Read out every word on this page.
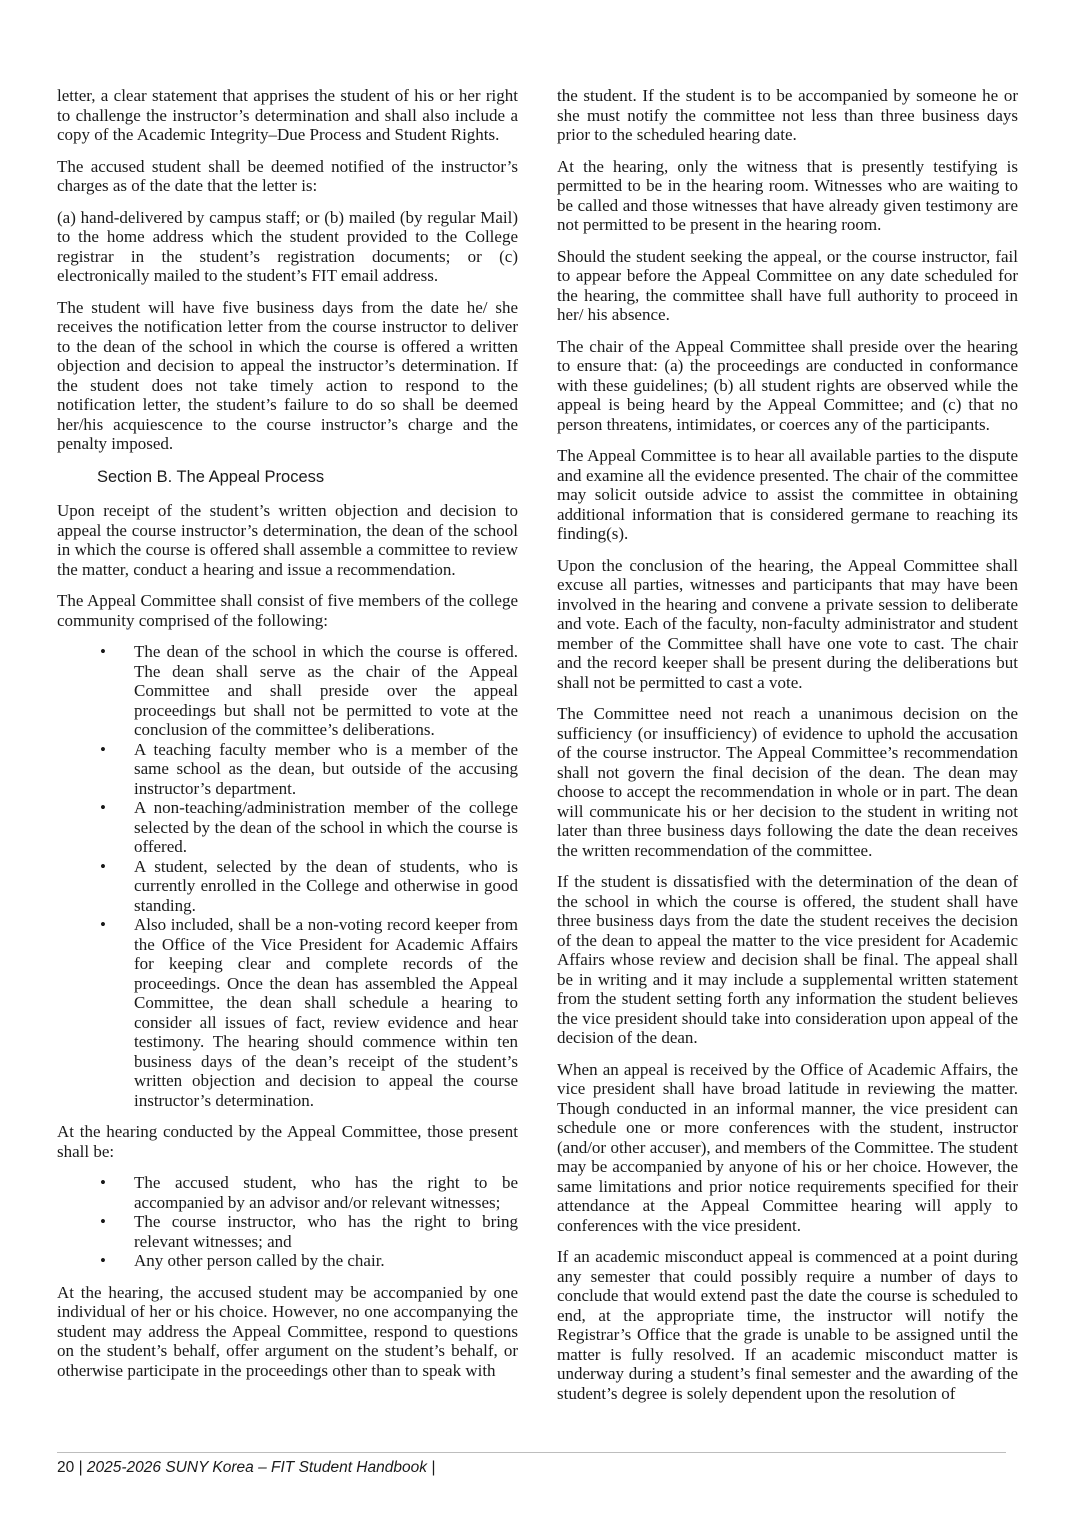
letter, a clear statement that apprises the student of his or her right to challenge the instructor’s determination and shall also include a copy of the Academic Integrity–Due Process and Student Rights.

The accused student shall be deemed notified of the instructor’s charges as of the date that the letter is:

(a) hand-delivered by campus staff; or (b) mailed (by regular Mail) to the home address which the student provided to the College registrar in the student’s registration documents; or (c) electronically mailed to the student’s FIT email address.

The student will have five business days from the date he/ she receives the notification letter from the course instructor to deliver to the dean of the school in which the course is offered a written objection and decision to appeal the instructor’s determination. If the student does not take timely action to respond to the notification letter, the student’s failure to do so shall be deemed her/his acquiescence to the course instructor’s charge and the penalty imposed.

Section B. The Appeal Process

Upon receipt of the student’s written objection and decision to appeal the course instructor’s determination, the dean of the school in which the course is offered shall assemble a committee to review the matter, conduct a hearing and issue a recommendation.

The Appeal Committee shall consist of five members of the college community comprised of the following:

• The dean of the school in which the course is offered. The dean shall serve as the chair of the Appeal Committee and shall preside over the appeal proceedings but shall not be permitted to vote at the conclusion of the committee’s deliberations.
• A teaching faculty member who is a member of the same school as the dean, but outside of the accusing instructor’s department.
• A non-teaching/administration member of the college selected by the dean of the school in which the course is offered.
• A student, selected by the dean of students, who is currently enrolled in the College and otherwise in good standing.
• Also included, shall be a non-voting record keeper from the Office of the Vice President for Academic Affairs for keeping clear and complete records of the proceedings. Once the dean has assembled the Appeal Committee, the dean shall schedule a hearing to consider all issues of fact, review evidence and hear testimony. The hearing should commence within ten business days of the dean’s receipt of the student’s written objection and decision to appeal the course instructor’s determination.

At the hearing conducted by the Appeal Committee, those present shall be:

• The accused student, who has the right to be accompanied by an advisor and/or relevant witnesses;
• The course instructor, who has the right to bring relevant witnesses; and
• Any other person called by the chair.

At the hearing, the accused student may be accompanied by one individual of her or his choice. However, no one accompanying the student may address the Appeal Committee, respond to questions on the student’s behalf, offer argument on the student’s behalf, or otherwise participate in the proceedings other than to speak with

the student. If the student is to be accompanied by someone he or she must notify the committee not less than three business days prior to the scheduled hearing date.

At the hearing, only the witness that is presently testifying is permitted to be in the hearing room. Witnesses who are waiting to be called and those witnesses that have already given testimony are not permitted to be present in the hearing room.

Should the student seeking the appeal, or the course instructor, fail to appear before the Appeal Committee on any date scheduled for the hearing, the committee shall have full authority to proceed in her/ his absence.

The chair of the Appeal Committee shall preside over the hearing to ensure that: (a) the proceedings are conducted in conformance with these guidelines; (b) all student rights are observed while the appeal is being heard by the Appeal Committee; and (c) that no person threatens, intimidates, or coerces any of the participants.

The Appeal Committee is to hear all available parties to the dispute and examine all the evidence presented. The chair of the committee may solicit outside advice to assist the committee in obtaining additional information that is considered germane to reaching its finding(s).

Upon the conclusion of the hearing, the Appeal Committee shall excuse all parties, witnesses and participants that may have been involved in the hearing and convene a private session to deliberate and vote. Each of the faculty, non-faculty administrator and student member of the Committee shall have one vote to cast. The chair and the record keeper shall be present during the deliberations but shall not be permitted to cast a vote.

The Committee need not reach a unanimous decision on the sufficiency (or insufficiency) of evidence to uphold the accusation of the course instructor. The Appeal Committee’s recommendation shall not govern the final decision of the dean. The dean may choose to accept the recommendation in whole or in part. The dean will communicate his or her decision to the student in writing not later than three business days following the date the dean receives the written recommendation of the committee.

If the student is dissatisfied with the determination of the dean of the school in which the course is offered, the student shall have three business days from the date the student receives the decision of the dean to appeal the matter to the vice president for Academic Affairs whose review and decision shall be final. The appeal shall be in writing and it may include a supplemental written statement from the student setting forth any information the student believes the vice president should take into consideration upon appeal of the decision of the dean.

When an appeal is received by the Office of Academic Affairs, the vice president shall have broad latitude in reviewing the matter. Though conducted in an informal manner, the vice president can schedule one or more conferences with the student, instructor (and/or other accuser), and members of the Committee. The student may be accompanied by anyone of his or her choice. However, the same limitations and prior notice requirements specified for their attendance at the Appeal Committee hearing will apply to conferences with the vice president.

If an academic misconduct appeal is commenced at a point during any semester that could possibly require a number of days to conclude that would extend past the date the course is scheduled to end, at the appropriate time, the instructor will notify the Registrar’s Office that the grade is unable to be assigned until the matter is fully resolved. If an academic misconduct matter is underway during a student’s final semester and the awarding of the student’s degree is solely dependent upon the resolution of

20 | 2025-2026 SUNY Korea – FIT Student Handbook |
──────────────────────────────
Instruction: Copy each line above containing the string "from".

Complete response:
The student will have five business days from the date he/ she receives the notification letter from the course instructor to deliver to the dean of the school in which the course is offered a written objection and decision to appeal the instructor’s determination. If the student does not take timely action to respond to the notification letter, the student’s failure to do so shall be deemed her/his acquiescence to the course instructor’s charge and the penalty imposed.
• Also included, shall be a non-voting record keeper from the Office of the Vice President for Academic Affairs for keeping clear and complete records of the proceedings. Once the dean has assembled the Appeal Committee, the dean shall schedule a hearing to consider all issues of fact, review evidence and hear testimony. The hearing should commence within ten business days of the dean’s receipt of the student’s written objection and decision to appeal the course instructor’s determination.
If the student is dissatisfied with the determination of the dean of the school in which the course is offered, the student shall have three business days from the date the student receives the decision of the dean to appeal the matter to the vice president for Academic Affairs whose review and decision shall be final. The appeal shall be in writing and it may include a supplemental written statement from the student setting forth any information the student believes the vice president should take into consideration upon appeal of the decision of the dean.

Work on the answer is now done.